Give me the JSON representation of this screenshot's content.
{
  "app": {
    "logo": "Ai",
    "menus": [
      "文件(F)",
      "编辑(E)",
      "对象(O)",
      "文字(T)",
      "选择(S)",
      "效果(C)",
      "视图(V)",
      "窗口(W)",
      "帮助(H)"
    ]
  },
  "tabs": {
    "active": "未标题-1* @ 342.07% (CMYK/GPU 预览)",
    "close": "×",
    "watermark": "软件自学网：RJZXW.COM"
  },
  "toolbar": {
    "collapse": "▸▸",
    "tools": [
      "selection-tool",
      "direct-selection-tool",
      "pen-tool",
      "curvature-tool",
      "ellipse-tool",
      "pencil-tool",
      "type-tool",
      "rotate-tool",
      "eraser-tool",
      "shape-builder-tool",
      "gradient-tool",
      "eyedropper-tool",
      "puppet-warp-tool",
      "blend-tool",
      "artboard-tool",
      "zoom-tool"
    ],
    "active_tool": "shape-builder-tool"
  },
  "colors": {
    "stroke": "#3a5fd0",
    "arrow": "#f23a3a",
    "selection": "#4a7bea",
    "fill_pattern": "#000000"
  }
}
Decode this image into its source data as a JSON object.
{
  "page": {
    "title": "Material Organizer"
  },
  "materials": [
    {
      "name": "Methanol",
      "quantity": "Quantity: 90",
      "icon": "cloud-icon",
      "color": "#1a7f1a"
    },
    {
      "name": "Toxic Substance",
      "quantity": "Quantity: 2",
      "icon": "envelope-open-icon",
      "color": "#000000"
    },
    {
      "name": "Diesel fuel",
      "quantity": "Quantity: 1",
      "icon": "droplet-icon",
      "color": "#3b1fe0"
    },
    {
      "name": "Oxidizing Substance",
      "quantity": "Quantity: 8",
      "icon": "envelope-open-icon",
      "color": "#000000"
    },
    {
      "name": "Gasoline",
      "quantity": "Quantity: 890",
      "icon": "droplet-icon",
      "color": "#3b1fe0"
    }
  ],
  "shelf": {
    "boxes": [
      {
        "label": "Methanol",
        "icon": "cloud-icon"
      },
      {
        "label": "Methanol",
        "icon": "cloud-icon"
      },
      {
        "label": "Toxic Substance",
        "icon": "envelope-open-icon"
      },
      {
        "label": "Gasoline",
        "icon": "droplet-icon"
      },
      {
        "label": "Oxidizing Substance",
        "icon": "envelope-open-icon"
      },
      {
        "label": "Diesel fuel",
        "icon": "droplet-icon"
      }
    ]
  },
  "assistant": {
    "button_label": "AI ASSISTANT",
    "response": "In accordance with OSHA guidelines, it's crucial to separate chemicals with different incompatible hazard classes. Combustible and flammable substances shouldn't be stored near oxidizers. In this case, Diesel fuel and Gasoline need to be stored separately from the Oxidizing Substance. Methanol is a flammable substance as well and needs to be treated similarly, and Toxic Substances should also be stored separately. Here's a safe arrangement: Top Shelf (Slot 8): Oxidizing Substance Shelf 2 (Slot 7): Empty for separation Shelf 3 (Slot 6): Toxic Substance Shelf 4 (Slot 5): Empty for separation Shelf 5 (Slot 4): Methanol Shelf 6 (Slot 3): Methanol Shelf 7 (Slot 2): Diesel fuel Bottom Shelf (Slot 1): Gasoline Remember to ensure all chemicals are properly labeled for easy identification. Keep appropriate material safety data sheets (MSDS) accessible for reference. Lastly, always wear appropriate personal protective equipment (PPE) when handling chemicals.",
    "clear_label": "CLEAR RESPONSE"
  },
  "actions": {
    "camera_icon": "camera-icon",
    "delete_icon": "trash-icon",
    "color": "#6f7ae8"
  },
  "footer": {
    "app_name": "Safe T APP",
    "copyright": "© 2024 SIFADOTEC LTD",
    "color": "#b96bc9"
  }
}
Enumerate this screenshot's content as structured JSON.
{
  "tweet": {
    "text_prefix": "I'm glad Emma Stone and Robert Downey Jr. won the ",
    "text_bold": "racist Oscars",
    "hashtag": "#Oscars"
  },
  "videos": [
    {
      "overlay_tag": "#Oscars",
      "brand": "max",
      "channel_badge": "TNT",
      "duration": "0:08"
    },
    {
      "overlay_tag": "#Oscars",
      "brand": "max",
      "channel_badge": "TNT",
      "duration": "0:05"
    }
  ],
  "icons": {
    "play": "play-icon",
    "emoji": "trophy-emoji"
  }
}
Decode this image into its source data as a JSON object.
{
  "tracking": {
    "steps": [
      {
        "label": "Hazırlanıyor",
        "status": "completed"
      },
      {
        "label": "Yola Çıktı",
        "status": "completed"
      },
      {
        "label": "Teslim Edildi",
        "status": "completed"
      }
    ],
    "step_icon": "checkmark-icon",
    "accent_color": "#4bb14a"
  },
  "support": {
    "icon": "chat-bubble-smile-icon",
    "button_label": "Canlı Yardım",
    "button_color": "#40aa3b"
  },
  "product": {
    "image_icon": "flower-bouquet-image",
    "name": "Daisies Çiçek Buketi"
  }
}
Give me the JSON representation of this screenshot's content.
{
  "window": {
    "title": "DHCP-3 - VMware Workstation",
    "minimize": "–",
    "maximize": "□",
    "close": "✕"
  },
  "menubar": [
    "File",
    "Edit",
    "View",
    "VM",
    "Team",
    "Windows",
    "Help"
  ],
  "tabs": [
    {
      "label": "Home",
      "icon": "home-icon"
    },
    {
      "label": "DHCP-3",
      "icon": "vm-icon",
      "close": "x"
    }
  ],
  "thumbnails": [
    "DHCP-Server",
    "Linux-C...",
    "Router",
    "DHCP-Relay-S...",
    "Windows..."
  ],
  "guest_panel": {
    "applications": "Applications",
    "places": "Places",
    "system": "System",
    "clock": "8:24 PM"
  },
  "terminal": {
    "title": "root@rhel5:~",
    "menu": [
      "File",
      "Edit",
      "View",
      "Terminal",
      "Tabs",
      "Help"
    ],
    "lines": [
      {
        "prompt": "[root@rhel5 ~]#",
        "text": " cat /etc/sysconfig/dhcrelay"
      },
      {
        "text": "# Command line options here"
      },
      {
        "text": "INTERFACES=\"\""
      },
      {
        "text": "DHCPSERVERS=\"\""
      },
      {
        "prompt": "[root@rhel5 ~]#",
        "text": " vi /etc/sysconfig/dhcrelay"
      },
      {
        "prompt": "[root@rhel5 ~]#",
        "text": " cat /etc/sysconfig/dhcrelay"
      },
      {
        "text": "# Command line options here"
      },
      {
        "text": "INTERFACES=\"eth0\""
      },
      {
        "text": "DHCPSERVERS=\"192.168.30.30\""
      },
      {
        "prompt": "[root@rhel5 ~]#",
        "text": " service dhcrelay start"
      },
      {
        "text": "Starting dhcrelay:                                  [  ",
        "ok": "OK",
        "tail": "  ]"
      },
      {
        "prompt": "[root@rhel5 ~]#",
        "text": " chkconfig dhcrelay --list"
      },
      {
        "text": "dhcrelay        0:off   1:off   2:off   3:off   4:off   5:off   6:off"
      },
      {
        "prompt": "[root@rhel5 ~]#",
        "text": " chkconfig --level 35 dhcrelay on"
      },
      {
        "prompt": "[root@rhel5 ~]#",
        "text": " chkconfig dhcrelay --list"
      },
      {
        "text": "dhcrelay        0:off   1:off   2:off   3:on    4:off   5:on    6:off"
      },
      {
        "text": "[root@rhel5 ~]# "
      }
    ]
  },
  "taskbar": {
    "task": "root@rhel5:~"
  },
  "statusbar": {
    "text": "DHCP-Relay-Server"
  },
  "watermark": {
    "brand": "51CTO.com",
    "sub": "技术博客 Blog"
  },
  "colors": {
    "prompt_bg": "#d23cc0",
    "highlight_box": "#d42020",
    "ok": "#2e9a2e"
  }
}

- _Directive_
Please output the complete data exactly.

- _Full output_
Give me the JSON representation of this screenshot's content.
{
  "app": {
    "logo": "Ai",
    "menus": [
      "文件(F)",
      "编辑(E)",
      "对象(O)",
      "文字(T)",
      "选择(S)",
      "效果(C)",
      "视图(V)",
      "窗口(W)",
      "帮助(H)"
    ]
  },
  "tabs": {
    "active": "未标题-1* @ 342.07% (CMYK/GPU 预览)",
    "close": "×",
    "watermark": "软件自学网：RJZXW.COM"
  },
  "toolbar": {
    "collapse": "▸▸",
    "tools": [
      "selection-tool",
      "direct-selection-tool",
      "pen-tool",
      "curvature-tool",
      "ellipse-tool",
      "pencil-tool",
      "type-tool",
      "rotate-tool",
      "eraser-tool",
      "shape-builder-tool",
      "gradient-tool",
      "eyedropper-tool",
      "puppet-warp-tool",
      "blend-tool",
      "artboard-tool",
      "zoom-tool"
    ],
    "active_tool": "shape-builder-tool"
  },
  "colors": {
    "stroke": "#3a5fd0",
    "arrow": "#f23a3a",
    "selection": "#4a7bea",
    "fill_pattern": "#000000"
  }
}
Decode this image into its source data as a JSON object.
{
  "page": {
    "title": "Material Organizer"
  },
  "materials": [
    {
      "name": "Methanol",
      "quantity": "Quantity: 90",
      "icon": "cloud-icon",
      "color": "#1a7f1a"
    },
    {
      "name": "Toxic Substance",
      "quantity": "Quantity: 2",
      "icon": "envelope-open-icon",
      "color": "#000000"
    },
    {
      "name": "Diesel fuel",
      "quantity": "Quantity: 1",
      "icon": "droplet-icon",
      "color": "#3b1fe0"
    },
    {
      "name": "Oxidizing Substance",
      "quantity": "Quantity: 8",
      "icon": "envelope-open-icon",
      "color": "#000000"
    },
    {
      "name": "Gasoline",
      "quantity": "Quantity: 890",
      "icon": "droplet-icon",
      "color": "#3b1fe0"
    }
  ],
  "shelf": {
    "boxes": [
      {
        "label": "Methanol",
        "icon": "cloud-icon"
      },
      {
        "label": "Methanol",
        "icon": "cloud-icon"
      },
      {
        "label": "Toxic Substance",
        "icon": "envelope-open-icon"
      },
      {
        "label": "Gasoline",
        "icon": "droplet-icon"
      },
      {
        "label": "Oxidizing Substance",
        "icon": "envelope-open-icon"
      },
      {
        "label": "Diesel fuel",
        "icon": "droplet-icon"
      }
    ]
  },
  "assistant": {
    "button_label": "AI ASSISTANT",
    "response": "In accordance with OSHA guidelines, it's crucial to separate chemicals with different incompatible hazard classes. Combustible and flammable substances shouldn't be stored near oxidizers. In this case, Diesel fuel and Gasoline need to be stored separately from the Oxidizing Substance. Methanol is a flammable substance as well and needs to be treated similarly, and Toxic Substances should also be stored separately. Here's a safe arrangement: Top Shelf (Slot 8): Oxidizing Substance Shelf 2 (Slot 7): Empty for separation Shelf 3 (Slot 6): Toxic Substance Shelf 4 (Slot 5): Empty for separation Shelf 5 (Slot 4): Methanol Shelf 6 (Slot 3): Methanol Shelf 7 (Slot 2): Diesel fuel Bottom Shelf (Slot 1): Gasoline Remember to ensure all chemicals are properly labeled for easy identification. Keep appropriate material safety data sheets (MSDS) accessible for reference. Lastly, always wear appropriate personal protective equipment (PPE) when handling chemicals.",
    "clear_label": "CLEAR RESPONSE"
  },
  "actions": {
    "camera_icon": "camera-icon",
    "delete_icon": "trash-icon",
    "color": "#6f7ae8"
  },
  "footer": {
    "app_name": "Safe T APP",
    "copyright": "© 2024 SIFADOTEC LTD",
    "color": "#b96bc9"
  }
}
Enumerate this screenshot's content as structured JSON.
{
  "tweet": {
    "text_prefix": "I'm glad Emma Stone and Robert Downey Jr. won the ",
    "text_bold": "racist Oscars",
    "hashtag": "#Oscars"
  },
  "videos": [
    {
      "overlay_tag": "#Oscars",
      "brand": "max",
      "channel_badge": "TNT",
      "duration": "0:08"
    },
    {
      "overlay_tag": "#Oscars",
      "brand": "max",
      "channel_badge": "TNT",
      "duration": "0:05"
    }
  ],
  "icons": {
    "play": "play-icon",
    "emoji": "trophy-emoji"
  }
}
Decode this image into its source data as a JSON object.
{
  "tracking": {
    "steps": [
      {
        "label": "Hazırlanıyor",
        "status": "completed"
      },
      {
        "label": "Yola Çıktı",
        "status": "completed"
      },
      {
        "label": "Teslim Edildi",
        "status": "completed"
      }
    ],
    "step_icon": "checkmark-icon",
    "accent_color": "#4bb14a"
  },
  "support": {
    "icon": "chat-bubble-smile-icon",
    "button_label": "Canlı Yardım",
    "button_color": "#40aa3b"
  },
  "product": {
    "image_icon": "flower-bouquet-image",
    "name": "Daisies Çiçek Buketi"
  }
}
Give me the JSON representation of this screenshot's content.
{
  "window": {
    "title": "DHCP-3 - VMware Workstation",
    "minimize": "–",
    "maximize": "□",
    "close": "✕"
  },
  "menubar": [
    "File",
    "Edit",
    "View",
    "VM",
    "Team",
    "Windows",
    "Help"
  ],
  "tabs": [
    {
      "label": "Home",
      "icon": "home-icon"
    },
    {
      "label": "DHCP-3",
      "icon": "vm-icon",
      "close": "x"
    }
  ],
  "thumbnails": [
    "DHCP-Server",
    "Linux-C...",
    "Router",
    "DHCP-Relay-S...",
    "Windows..."
  ],
  "guest_panel": {
    "applications": "Applications",
    "places": "Places",
    "system": "System",
    "clock": "8:24 PM"
  },
  "terminal": {
    "title": "root@rhel5:~",
    "menu": [
      "File",
      "Edit",
      "View",
      "Terminal",
      "Tabs",
      "Help"
    ],
    "lines": [
      {
        "prompt": "[root@rhel5 ~]#",
        "text": " cat /etc/sysconfig/dhcrelay"
      },
      {
        "text": "# Command line options here"
      },
      {
        "text": "INTERFACES=\"\""
      },
      {
        "text": "DHCPSERVERS=\"\""
      },
      {
        "prompt": "[root@rhel5 ~]#",
        "text": " vi /etc/sysconfig/dhcrelay"
      },
      {
        "prompt": "[root@rhel5 ~]#",
        "text": " cat /etc/sysconfig/dhcrelay"
      },
      {
        "text": "# Command line options here"
      },
      {
        "text": "INTERFACES=\"eth0\""
      },
      {
        "text": "DHCPSERVERS=\"192.168.30.30\""
      },
      {
        "prompt": "[root@rhel5 ~]#",
        "text": " service dhcrelay start"
      },
      {
        "text": "Starting dhcrelay:                                  [  ",
        "ok": "OK",
        "tail": "  ]"
      },
      {
        "prompt": "[root@rhel5 ~]#",
        "text": " chkconfig dhcrelay --list"
      },
      {
        "text": "dhcrelay        0:off   1:off   2:off   3:off   4:off   5:off   6:off"
      },
      {
        "prompt": "[root@rhel5 ~]#",
        "text": " chkconfig --level 35 dhcrelay on"
      },
      {
        "prompt": "[root@rhel5 ~]#",
        "text": " chkconfig dhcrelay --list"
      },
      {
        "text": "dhcrelay        0:off   1:off   2:off   3:on    4:off   5:on    6:off"
      },
      {
        "text": "[root@rhel5 ~]# "
      }
    ]
  },
  "taskbar": {
    "task": "root@rhel5:~"
  },
  "statusbar": {
    "text": "DHCP-Relay-Server"
  },
  "watermark": {
    "brand": "51CTO.com",
    "sub": "技术博客 Blog"
  },
  "colors": {
    "prompt_bg": "#d23cc0",
    "highlight_box": "#d42020",
    "ok": "#2e9a2e"
  }
}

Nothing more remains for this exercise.